TASK => Scan the listing below and copy every line holding "figure".

## begin DATASET RECORDS

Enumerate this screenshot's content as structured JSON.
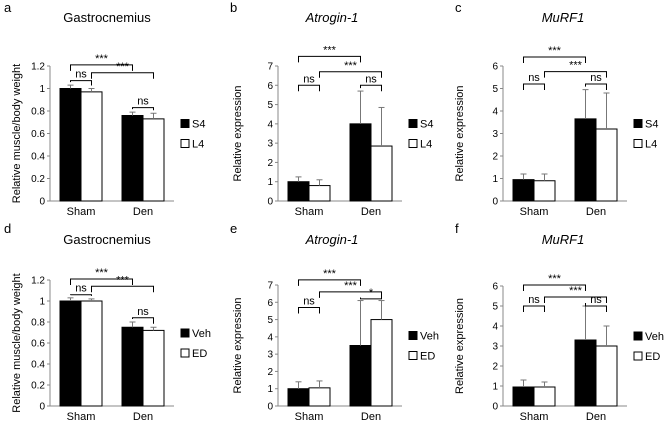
{
  "figure": {
    "description": "Six-panel bar chart figure"
  },
  "chart_data": [
    {
      "panel": "a",
      "type": "bar",
      "title": "Gastrocnemius",
      "title_italic": false,
      "ylabel": "Relative muscle/body weight",
      "xlabel": "",
      "categories": [
        "Sham",
        "Den"
      ],
      "series": [
        {
          "name": "S4",
          "color": "#000000",
          "values": [
            1.0,
            0.76
          ],
          "errors": [
            0.03,
            0.03
          ]
        },
        {
          "name": "L4",
          "color": "#ffffff",
          "values": [
            0.97,
            0.73
          ],
          "errors": [
            0.03,
            0.05
          ]
        }
      ],
      "ylim": [
        0,
        1.2
      ],
      "yticks": [
        "0",
        "0.2",
        "0.4",
        "0.6",
        "0.8",
        "1",
        "1.2"
      ],
      "annotations": [
        {
          "label": "ns",
          "from": [
            0,
            0
          ],
          "to": [
            0,
            1
          ],
          "level": 1.07
        },
        {
          "label": "ns",
          "from": [
            1,
            0
          ],
          "to": [
            1,
            1
          ],
          "level": 0.83
        },
        {
          "label": "***",
          "from": [
            0,
            0
          ],
          "to": [
            1,
            0
          ],
          "level": 1.21
        },
        {
          "label": "***",
          "from": [
            0,
            1
          ],
          "to": [
            1,
            1
          ],
          "level": 1.14
        }
      ],
      "legend": "right"
    },
    {
      "panel": "b",
      "type": "bar",
      "title": "Atrogin-1",
      "title_italic": true,
      "ylabel": "Relative expression",
      "xlabel": "",
      "categories": [
        "Sham",
        "Den"
      ],
      "series": [
        {
          "name": "S4",
          "color": "#000000",
          "values": [
            1.0,
            4.0
          ],
          "errors": [
            0.25,
            1.7
          ]
        },
        {
          "name": "L4",
          "color": "#ffffff",
          "values": [
            0.8,
            2.85
          ],
          "errors": [
            0.3,
            2.0
          ]
        }
      ],
      "ylim": [
        0,
        7
      ],
      "yticks": [
        "0",
        "1",
        "2",
        "3",
        "4",
        "5",
        "6",
        "7"
      ],
      "annotations": [
        {
          "label": "ns",
          "from": [
            0,
            0
          ],
          "to": [
            0,
            1
          ],
          "level": 6.0
        },
        {
          "label": "ns",
          "from": [
            1,
            0
          ],
          "to": [
            1,
            1
          ],
          "level": 6.0
        },
        {
          "label": "***",
          "from": [
            0,
            0
          ],
          "to": [
            1,
            0
          ],
          "level": 7.5
        },
        {
          "label": "***",
          "from": [
            0,
            1
          ],
          "to": [
            1,
            1
          ],
          "level": 6.7
        }
      ],
      "legend": "right"
    },
    {
      "panel": "c",
      "type": "bar",
      "title": "MuRF1",
      "title_italic": true,
      "ylabel": "Relative expression",
      "xlabel": "",
      "categories": [
        "Sham",
        "Den"
      ],
      "series": [
        {
          "name": "S4",
          "color": "#000000",
          "values": [
            0.95,
            3.65
          ],
          "errors": [
            0.25,
            1.3
          ]
        },
        {
          "name": "L4",
          "color": "#ffffff",
          "values": [
            0.9,
            3.2
          ],
          "errors": [
            0.3,
            1.6
          ]
        }
      ],
      "ylim": [
        0,
        6
      ],
      "yticks": [
        "0",
        "1",
        "2",
        "3",
        "4",
        "5",
        "6"
      ],
      "annotations": [
        {
          "label": "ns",
          "from": [
            0,
            0
          ],
          "to": [
            0,
            1
          ],
          "level": 5.2
        },
        {
          "label": "ns",
          "from": [
            1,
            0
          ],
          "to": [
            1,
            1
          ],
          "level": 5.2
        },
        {
          "label": "***",
          "from": [
            0,
            0
          ],
          "to": [
            1,
            0
          ],
          "level": 6.4
        },
        {
          "label": "***",
          "from": [
            0,
            1
          ],
          "to": [
            1,
            1
          ],
          "level": 5.75
        }
      ],
      "legend": "right"
    },
    {
      "panel": "d",
      "type": "bar",
      "title": "Gastrocnemius",
      "title_italic": false,
      "ylabel": "Relative muscle/body weight",
      "xlabel": "",
      "categories": [
        "Sham",
        "Den"
      ],
      "series": [
        {
          "name": "Veh",
          "color": "#000000",
          "values": [
            1.0,
            0.75
          ],
          "errors": [
            0.03,
            0.05
          ]
        },
        {
          "name": "ED",
          "color": "#ffffff",
          "values": [
            1.0,
            0.72
          ],
          "errors": [
            0.02,
            0.03
          ]
        }
      ],
      "ylim": [
        0,
        1.2
      ],
      "yticks": [
        "0",
        "0.2",
        "0.4",
        "0.6",
        "0.8",
        "1",
        "1.2"
      ],
      "annotations": [
        {
          "label": "ns",
          "from": [
            0,
            0
          ],
          "to": [
            0,
            1
          ],
          "level": 1.06
        },
        {
          "label": "ns",
          "from": [
            1,
            0
          ],
          "to": [
            1,
            1
          ],
          "level": 0.84
        },
        {
          "label": "***",
          "from": [
            0,
            0
          ],
          "to": [
            1,
            0
          ],
          "level": 1.21
        },
        {
          "label": "***",
          "from": [
            0,
            1
          ],
          "to": [
            1,
            1
          ],
          "level": 1.14
        }
      ],
      "legend": "right"
    },
    {
      "panel": "e",
      "type": "bar",
      "title": "Atrogin-1",
      "title_italic": true,
      "ylabel": "Relative expression",
      "xlabel": "",
      "categories": [
        "Sham",
        "Den"
      ],
      "series": [
        {
          "name": "Veh",
          "color": "#000000",
          "values": [
            1.0,
            3.5
          ],
          "errors": [
            0.4,
            2.6
          ]
        },
        {
          "name": "ED",
          "color": "#ffffff",
          "values": [
            1.05,
            5.0
          ],
          "errors": [
            0.4,
            1.1
          ]
        }
      ],
      "ylim": [
        0,
        7
      ],
      "yticks": [
        "0",
        "1",
        "2",
        "3",
        "4",
        "5",
        "6",
        "7"
      ],
      "annotations": [
        {
          "label": "ns",
          "from": [
            0,
            0
          ],
          "to": [
            0,
            1
          ],
          "level": 5.7
        },
        {
          "label": "*",
          "from": [
            1,
            0
          ],
          "to": [
            1,
            1
          ],
          "level": 6.2
        },
        {
          "label": "***",
          "from": [
            0,
            0
          ],
          "to": [
            1,
            0
          ],
          "level": 7.3
        },
        {
          "label": "***",
          "from": [
            0,
            1
          ],
          "to": [
            1,
            1
          ],
          "level": 6.6
        }
      ],
      "legend": "right"
    },
    {
      "panel": "f",
      "type": "bar",
      "title": "MuRF1",
      "title_italic": true,
      "ylabel": "Relative expression",
      "xlabel": "",
      "categories": [
        "Sham",
        "Den"
      ],
      "series": [
        {
          "name": "Veh",
          "color": "#000000",
          "values": [
            0.95,
            3.3
          ],
          "errors": [
            0.35,
            1.7
          ]
        },
        {
          "name": "ED",
          "color": "#ffffff",
          "values": [
            0.95,
            3.0
          ],
          "errors": [
            0.25,
            1.0
          ]
        }
      ],
      "ylim": [
        0,
        6
      ],
      "yticks": [
        "0",
        "1",
        "2",
        "3",
        "4",
        "5",
        "6"
      ],
      "annotations": [
        {
          "label": "ns",
          "from": [
            0,
            0
          ],
          "to": [
            0,
            1
          ],
          "level": 5.0
        },
        {
          "label": "ns",
          "from": [
            1,
            0
          ],
          "to": [
            1,
            1
          ],
          "level": 5.0
        },
        {
          "label": "***",
          "from": [
            0,
            0
          ],
          "to": [
            1,
            0
          ],
          "level": 6.05
        },
        {
          "label": "***",
          "from": [
            0,
            1
          ],
          "to": [
            1,
            1
          ],
          "level": 5.45
        }
      ],
      "legend": "right"
    }
  ]
}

## end DATASET RECORDS

RESULT OF THIS EXERCISE =>
  "figure": {
    "description": "Six-panel bar chart figure"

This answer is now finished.